• _Exercise brief_: Identify all lines below that hold "WebPanel" and collect them.

• _Data entries_:
*****
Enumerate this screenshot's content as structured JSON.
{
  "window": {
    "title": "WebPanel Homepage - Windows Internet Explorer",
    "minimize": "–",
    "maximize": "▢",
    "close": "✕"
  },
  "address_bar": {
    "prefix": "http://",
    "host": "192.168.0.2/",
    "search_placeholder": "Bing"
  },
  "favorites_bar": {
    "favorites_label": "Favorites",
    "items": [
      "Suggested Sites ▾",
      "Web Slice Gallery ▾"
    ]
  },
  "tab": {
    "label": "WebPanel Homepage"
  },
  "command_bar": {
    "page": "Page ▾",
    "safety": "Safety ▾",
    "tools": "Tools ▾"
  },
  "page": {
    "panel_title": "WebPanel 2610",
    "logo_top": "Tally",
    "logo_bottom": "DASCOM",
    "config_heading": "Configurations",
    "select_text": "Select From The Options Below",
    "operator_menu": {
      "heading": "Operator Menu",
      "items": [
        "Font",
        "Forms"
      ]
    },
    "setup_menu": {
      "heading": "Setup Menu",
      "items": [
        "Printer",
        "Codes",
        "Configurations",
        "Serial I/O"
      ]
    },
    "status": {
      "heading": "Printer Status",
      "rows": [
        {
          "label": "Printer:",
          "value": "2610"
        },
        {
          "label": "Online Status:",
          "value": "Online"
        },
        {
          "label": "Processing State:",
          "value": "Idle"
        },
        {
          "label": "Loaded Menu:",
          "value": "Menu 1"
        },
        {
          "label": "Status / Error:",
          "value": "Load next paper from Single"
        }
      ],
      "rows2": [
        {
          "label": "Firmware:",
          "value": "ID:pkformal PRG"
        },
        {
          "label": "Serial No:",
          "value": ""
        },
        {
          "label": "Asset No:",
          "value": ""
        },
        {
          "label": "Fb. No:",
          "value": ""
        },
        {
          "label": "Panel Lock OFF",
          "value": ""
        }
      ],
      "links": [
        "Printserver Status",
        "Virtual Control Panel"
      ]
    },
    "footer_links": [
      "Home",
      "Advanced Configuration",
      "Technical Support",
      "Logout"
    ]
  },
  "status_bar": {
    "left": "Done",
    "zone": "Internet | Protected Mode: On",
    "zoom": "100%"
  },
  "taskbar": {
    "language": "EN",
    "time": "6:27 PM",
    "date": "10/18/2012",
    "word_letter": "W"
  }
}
*****
• _Complete response_:
    "title": "WebPanel Homepage - Windows Internet Explorer",
    "label": "WebPanel Homepage"
    "panel_title": "WebPanel 2610",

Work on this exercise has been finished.